[STATED TASK]:
Copy out all lines of the records in which the word "notre" appears.

(A run of records)

┏━━

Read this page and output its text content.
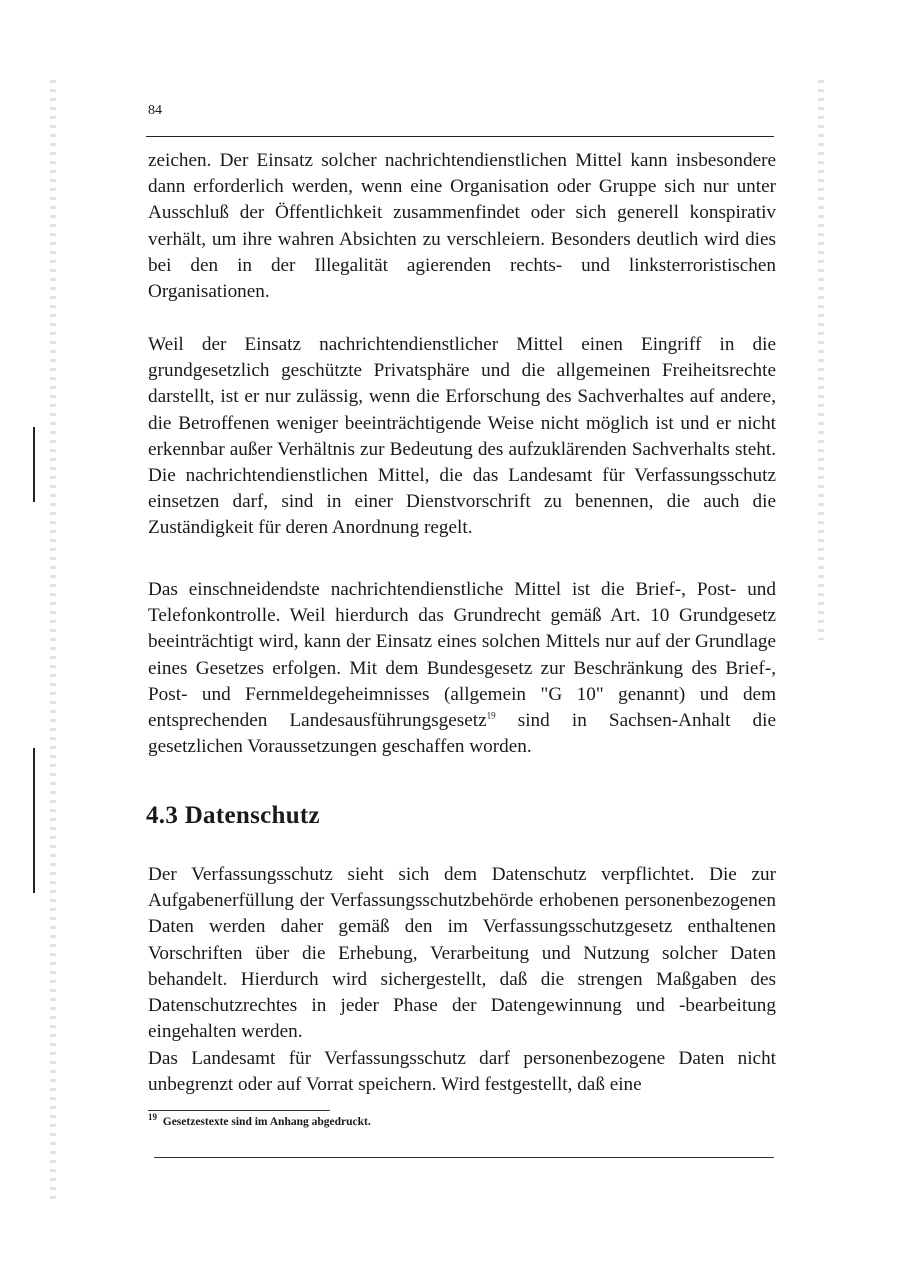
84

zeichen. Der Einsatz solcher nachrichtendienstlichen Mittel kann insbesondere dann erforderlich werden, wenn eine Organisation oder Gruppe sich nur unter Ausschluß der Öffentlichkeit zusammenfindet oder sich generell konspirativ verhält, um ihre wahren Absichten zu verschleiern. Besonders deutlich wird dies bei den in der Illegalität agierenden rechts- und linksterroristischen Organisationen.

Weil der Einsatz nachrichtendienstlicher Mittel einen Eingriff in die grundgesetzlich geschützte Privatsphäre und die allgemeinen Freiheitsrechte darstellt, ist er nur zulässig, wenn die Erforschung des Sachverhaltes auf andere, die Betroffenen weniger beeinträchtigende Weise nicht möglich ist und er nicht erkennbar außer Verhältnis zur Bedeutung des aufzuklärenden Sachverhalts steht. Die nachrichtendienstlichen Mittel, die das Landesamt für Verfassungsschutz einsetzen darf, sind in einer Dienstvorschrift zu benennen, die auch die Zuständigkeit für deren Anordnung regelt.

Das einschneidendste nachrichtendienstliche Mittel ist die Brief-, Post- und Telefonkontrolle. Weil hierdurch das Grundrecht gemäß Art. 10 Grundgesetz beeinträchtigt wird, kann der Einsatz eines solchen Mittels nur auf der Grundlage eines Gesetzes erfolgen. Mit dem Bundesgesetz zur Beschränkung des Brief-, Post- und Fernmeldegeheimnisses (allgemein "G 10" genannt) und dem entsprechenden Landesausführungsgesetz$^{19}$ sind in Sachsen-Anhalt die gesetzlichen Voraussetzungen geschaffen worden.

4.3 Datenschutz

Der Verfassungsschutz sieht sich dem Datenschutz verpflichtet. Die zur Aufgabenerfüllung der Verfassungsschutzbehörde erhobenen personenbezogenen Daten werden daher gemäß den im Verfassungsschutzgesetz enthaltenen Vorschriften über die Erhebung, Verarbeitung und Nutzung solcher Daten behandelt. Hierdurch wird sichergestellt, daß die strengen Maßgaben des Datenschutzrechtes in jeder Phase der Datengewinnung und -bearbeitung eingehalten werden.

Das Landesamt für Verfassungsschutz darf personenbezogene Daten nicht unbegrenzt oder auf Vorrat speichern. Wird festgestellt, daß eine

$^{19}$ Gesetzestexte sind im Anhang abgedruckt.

┗━━
┏━━

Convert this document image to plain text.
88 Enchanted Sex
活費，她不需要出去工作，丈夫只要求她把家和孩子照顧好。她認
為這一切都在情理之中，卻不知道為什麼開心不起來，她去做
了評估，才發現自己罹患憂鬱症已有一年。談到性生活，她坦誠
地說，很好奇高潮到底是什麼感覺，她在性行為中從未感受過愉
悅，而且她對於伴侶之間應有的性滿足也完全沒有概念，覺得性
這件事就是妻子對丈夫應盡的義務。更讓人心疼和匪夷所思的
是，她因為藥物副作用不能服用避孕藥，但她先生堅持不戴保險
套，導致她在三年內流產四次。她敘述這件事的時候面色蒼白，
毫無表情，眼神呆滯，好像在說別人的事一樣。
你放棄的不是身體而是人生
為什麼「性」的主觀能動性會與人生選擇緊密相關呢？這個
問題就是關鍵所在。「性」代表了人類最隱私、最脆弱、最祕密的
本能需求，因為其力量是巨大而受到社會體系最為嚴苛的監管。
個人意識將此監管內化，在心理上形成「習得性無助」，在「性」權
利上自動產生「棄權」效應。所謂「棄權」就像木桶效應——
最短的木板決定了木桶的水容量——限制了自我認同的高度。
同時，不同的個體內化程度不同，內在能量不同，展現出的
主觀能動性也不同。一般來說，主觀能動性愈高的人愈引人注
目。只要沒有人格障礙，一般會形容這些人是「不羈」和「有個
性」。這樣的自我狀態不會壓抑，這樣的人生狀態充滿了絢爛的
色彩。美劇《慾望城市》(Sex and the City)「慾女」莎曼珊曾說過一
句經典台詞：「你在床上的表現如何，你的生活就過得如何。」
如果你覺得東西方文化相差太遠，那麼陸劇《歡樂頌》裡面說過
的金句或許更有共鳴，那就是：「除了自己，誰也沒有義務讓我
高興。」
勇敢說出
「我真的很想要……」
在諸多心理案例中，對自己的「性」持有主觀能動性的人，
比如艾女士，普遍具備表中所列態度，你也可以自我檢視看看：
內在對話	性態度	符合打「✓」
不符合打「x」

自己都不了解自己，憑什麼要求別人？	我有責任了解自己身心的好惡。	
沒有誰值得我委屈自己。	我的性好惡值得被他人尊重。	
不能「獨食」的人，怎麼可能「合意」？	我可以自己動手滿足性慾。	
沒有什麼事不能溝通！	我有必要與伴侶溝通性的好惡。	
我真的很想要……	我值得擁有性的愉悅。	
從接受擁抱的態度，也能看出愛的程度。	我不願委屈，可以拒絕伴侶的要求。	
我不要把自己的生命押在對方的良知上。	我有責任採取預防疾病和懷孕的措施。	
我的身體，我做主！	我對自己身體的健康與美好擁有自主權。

┗━━
┏━━

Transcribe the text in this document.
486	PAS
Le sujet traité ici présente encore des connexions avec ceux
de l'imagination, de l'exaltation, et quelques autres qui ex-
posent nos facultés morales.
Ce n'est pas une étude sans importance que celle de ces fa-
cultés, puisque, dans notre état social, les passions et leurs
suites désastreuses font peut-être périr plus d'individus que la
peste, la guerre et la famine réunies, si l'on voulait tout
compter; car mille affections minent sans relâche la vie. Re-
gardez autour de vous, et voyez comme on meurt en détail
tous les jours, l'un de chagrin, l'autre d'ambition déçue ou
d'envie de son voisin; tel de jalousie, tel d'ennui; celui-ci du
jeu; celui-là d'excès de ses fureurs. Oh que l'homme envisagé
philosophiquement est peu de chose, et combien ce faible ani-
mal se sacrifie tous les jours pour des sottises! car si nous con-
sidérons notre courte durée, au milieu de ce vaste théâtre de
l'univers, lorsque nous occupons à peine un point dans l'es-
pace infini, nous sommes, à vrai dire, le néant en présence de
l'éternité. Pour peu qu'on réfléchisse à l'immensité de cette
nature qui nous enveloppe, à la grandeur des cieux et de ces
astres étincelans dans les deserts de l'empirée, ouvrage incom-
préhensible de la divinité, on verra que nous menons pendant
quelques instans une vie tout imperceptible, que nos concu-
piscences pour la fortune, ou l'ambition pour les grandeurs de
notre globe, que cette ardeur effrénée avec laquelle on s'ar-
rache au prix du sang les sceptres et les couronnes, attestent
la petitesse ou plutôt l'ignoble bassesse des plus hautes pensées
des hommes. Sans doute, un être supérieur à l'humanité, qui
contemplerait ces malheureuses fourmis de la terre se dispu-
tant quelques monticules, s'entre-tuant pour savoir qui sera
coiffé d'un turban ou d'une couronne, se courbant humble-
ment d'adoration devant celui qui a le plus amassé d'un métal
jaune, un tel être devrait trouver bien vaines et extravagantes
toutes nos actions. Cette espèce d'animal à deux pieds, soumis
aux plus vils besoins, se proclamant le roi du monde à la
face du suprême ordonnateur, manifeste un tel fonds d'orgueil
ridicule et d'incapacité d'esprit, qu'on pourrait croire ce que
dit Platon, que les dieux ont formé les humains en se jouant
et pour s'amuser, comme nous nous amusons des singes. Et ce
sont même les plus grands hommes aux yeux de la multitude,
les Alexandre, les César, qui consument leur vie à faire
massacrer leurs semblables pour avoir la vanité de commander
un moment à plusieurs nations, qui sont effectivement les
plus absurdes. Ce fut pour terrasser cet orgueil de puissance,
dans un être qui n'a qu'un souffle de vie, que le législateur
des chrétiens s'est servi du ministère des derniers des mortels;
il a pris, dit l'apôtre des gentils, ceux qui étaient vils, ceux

┗━━

[EXERCISE ANSWER]:
cultés, puisque, dans notre état social, les passions et leurs
sidérons notre courte durée, au milieu de ce vaste théâtre de
notre globe, que cette ardeur effrénée avec laquelle on s'ar-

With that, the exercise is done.